* Stated goal
From the records below, pull each line that has "операциях".

* Data for the task
— Begin —

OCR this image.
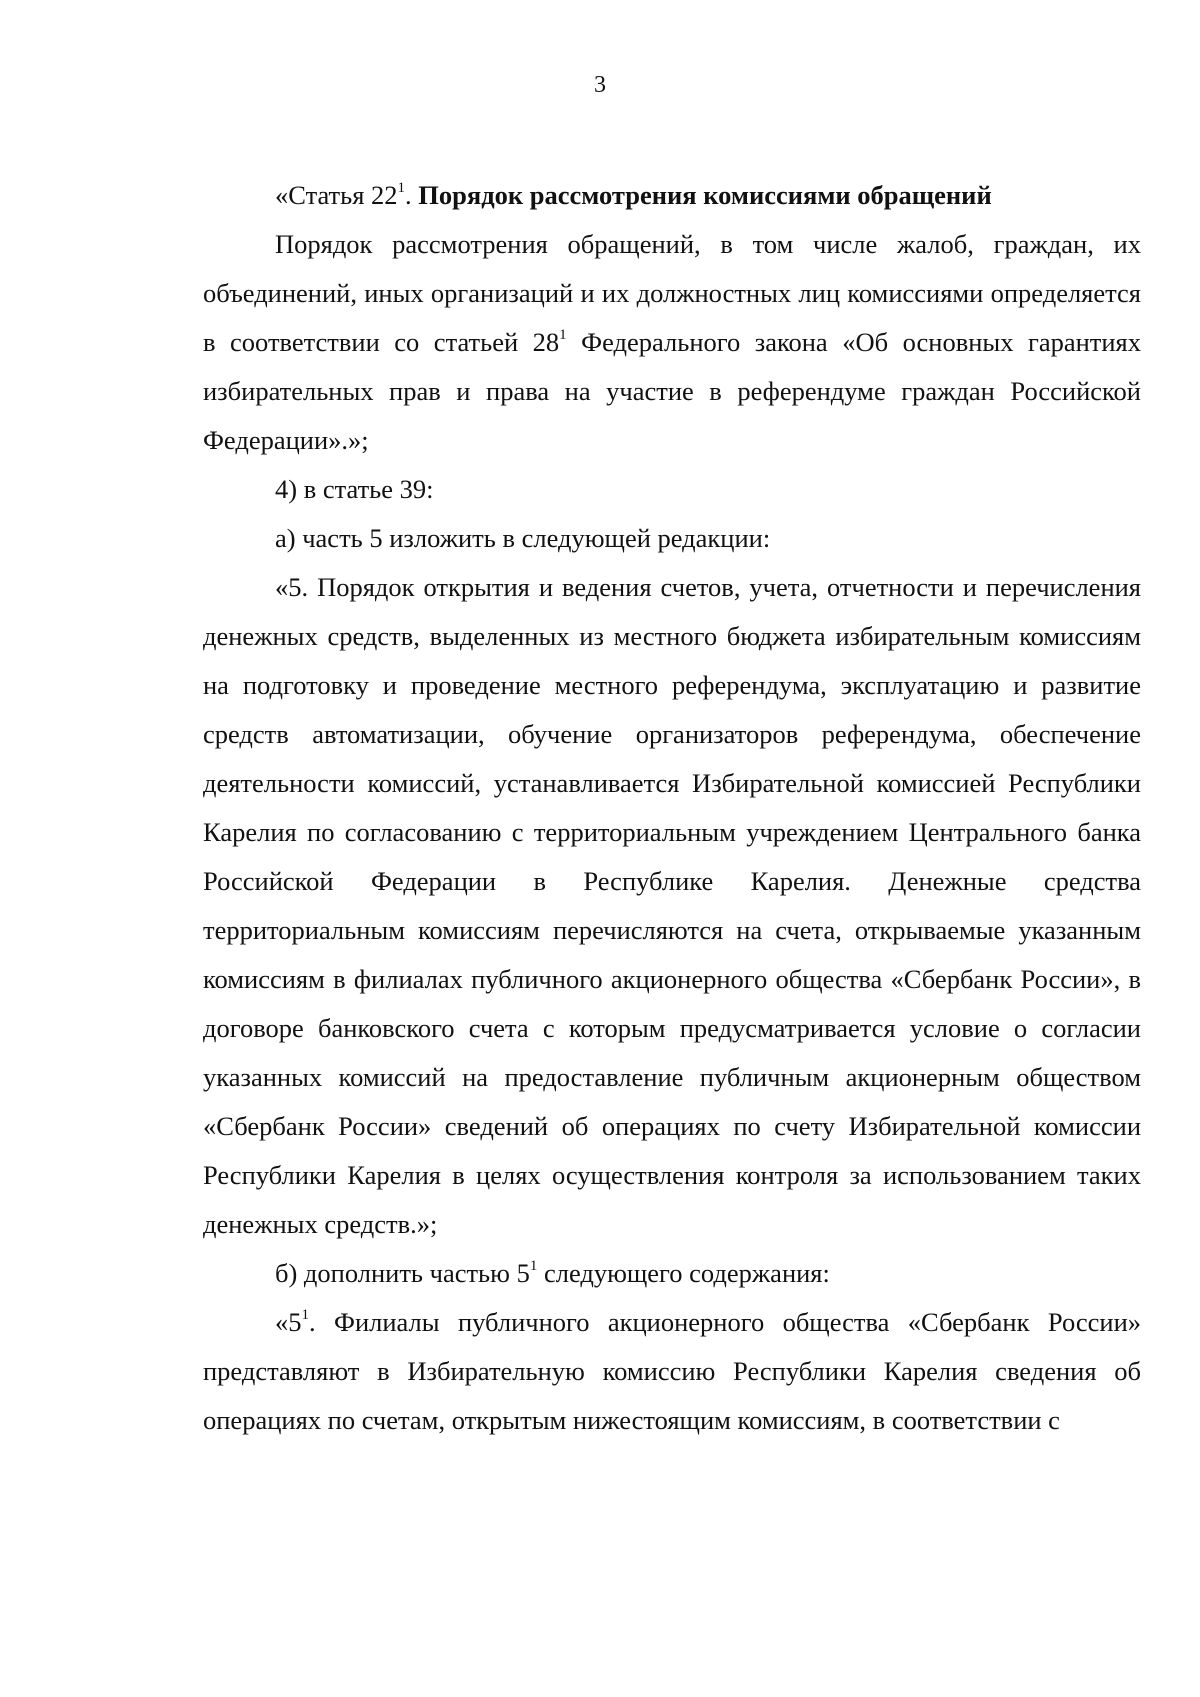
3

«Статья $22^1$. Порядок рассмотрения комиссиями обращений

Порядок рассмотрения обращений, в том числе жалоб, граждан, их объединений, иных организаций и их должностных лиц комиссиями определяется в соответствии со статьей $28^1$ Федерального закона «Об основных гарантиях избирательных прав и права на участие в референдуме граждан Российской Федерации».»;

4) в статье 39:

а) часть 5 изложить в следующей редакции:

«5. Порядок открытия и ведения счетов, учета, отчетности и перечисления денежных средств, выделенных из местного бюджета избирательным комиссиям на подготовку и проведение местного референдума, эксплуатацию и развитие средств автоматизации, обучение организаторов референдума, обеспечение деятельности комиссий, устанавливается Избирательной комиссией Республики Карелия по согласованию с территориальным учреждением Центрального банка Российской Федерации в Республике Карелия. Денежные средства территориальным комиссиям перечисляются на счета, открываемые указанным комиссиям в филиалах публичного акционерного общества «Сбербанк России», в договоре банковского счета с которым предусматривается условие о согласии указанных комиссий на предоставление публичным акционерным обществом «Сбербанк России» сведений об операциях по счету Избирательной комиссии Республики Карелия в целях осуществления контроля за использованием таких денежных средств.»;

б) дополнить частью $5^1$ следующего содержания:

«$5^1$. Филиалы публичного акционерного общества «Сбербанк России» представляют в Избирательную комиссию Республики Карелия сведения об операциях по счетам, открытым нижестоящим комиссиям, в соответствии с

— End —
— Begin —

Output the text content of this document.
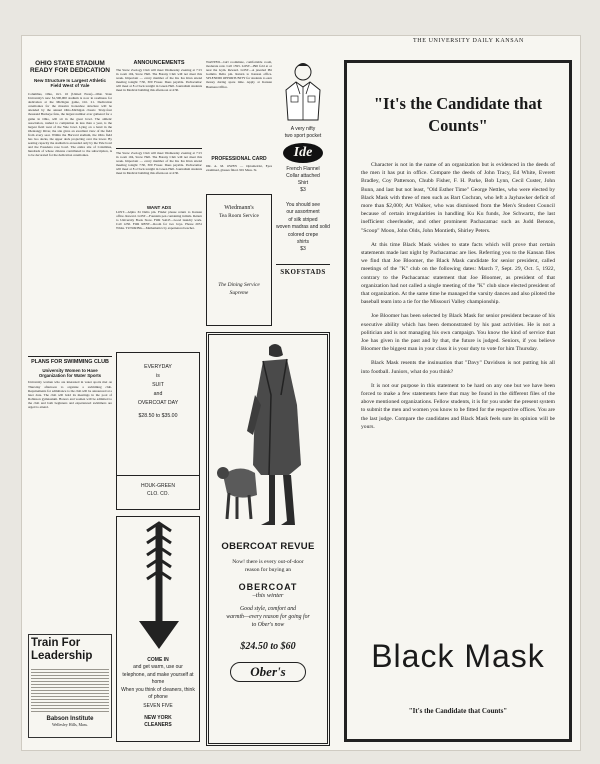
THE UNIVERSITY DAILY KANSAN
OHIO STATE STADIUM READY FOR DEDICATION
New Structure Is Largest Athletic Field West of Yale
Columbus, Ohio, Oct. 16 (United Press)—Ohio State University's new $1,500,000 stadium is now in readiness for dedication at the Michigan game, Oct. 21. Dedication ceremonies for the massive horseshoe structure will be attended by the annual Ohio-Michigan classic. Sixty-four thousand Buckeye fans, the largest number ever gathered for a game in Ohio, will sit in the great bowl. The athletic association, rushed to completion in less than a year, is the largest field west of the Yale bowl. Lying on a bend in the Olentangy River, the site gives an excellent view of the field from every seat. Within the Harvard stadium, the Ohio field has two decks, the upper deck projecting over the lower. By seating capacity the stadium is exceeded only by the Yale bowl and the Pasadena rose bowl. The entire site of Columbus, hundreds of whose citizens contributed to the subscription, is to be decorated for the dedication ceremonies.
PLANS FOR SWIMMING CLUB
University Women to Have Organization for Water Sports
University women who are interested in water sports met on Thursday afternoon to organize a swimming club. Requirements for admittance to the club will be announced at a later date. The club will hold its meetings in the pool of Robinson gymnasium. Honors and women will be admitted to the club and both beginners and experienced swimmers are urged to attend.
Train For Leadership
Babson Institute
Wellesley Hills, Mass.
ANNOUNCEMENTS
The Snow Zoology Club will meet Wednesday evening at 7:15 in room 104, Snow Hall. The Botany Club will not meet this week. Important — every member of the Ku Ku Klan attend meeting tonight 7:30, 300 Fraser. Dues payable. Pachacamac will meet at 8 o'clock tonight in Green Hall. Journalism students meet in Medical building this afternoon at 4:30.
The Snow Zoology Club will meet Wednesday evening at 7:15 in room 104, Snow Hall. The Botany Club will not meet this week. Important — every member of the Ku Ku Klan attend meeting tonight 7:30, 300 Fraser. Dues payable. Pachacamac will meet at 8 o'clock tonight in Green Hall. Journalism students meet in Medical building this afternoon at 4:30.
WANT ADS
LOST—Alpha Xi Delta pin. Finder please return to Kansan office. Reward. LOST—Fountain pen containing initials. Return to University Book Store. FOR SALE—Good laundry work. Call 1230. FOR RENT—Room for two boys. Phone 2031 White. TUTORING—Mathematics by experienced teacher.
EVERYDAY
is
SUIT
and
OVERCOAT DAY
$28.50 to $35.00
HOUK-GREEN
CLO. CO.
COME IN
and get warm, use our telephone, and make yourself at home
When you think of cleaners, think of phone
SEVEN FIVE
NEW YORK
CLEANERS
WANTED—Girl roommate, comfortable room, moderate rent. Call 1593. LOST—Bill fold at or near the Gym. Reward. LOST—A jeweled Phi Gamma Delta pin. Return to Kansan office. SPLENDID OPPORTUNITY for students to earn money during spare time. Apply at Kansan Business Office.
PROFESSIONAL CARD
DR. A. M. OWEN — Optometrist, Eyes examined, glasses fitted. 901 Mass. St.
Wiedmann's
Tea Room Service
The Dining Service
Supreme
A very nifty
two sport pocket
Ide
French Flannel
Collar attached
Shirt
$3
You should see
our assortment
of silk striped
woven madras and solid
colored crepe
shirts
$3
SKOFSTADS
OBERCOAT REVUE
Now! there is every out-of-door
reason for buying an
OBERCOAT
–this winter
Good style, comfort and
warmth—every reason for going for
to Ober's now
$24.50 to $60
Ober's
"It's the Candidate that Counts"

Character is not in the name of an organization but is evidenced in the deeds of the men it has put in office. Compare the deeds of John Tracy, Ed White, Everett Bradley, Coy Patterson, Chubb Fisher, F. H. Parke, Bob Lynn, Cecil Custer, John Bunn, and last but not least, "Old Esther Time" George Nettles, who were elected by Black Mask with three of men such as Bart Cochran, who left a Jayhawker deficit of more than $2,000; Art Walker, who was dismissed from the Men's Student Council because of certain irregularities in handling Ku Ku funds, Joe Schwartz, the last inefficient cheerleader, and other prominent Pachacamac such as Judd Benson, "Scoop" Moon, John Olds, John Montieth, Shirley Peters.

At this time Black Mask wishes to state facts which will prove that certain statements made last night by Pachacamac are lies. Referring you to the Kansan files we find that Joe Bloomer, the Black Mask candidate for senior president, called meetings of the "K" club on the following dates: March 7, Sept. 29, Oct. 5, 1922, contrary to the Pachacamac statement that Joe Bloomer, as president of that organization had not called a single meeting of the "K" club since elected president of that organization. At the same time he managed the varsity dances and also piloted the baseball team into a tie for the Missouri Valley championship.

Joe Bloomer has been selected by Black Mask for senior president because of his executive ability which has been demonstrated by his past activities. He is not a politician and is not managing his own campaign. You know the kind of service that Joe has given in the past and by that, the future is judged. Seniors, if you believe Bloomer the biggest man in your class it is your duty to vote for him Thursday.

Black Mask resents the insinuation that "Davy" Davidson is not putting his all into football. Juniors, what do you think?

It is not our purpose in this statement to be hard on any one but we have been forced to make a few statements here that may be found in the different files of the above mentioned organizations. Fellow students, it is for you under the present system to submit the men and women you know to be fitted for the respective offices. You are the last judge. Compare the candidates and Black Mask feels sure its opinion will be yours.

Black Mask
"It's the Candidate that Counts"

— End —

* Answer below
«5. Порядок открытия и ведения счетов, учета, отчетности и перечисления денежных средств, выделенных из местного бюджета избирательным комиссиям на подготовку и проведение местного референдума, эксплуатацию и развитие средств автоматизации, обучение организаторов референдума, обеспечение деятельности комиссий, устанавливается Избирательной комиссией Республики Карелия по согласованию с территориальным учреждением Центрального банка Российской Федерации в Республике Карелия. Денежные средства территориальным комиссиям перечисляются на счета, открываемые указанным комиссиям в филиалах публичного акционерного общества «Сбербанк России», в договоре банковского счета с которым предусматривается условие о согласии указанных комиссий на предоставление публичным акционерным обществом «Сбербанк России» сведений об операциях по счету Избирательной комиссии Республики Карелия в целях осуществления контроля за использованием таких денежных средств.»;
«$5^1$. Филиалы публичного акционерного общества «Сбербанк России» представляют в Избирательную комиссию Республики Карелия сведения об операциях по счетам, открытым нижестоящим комиссиям, в соответствии с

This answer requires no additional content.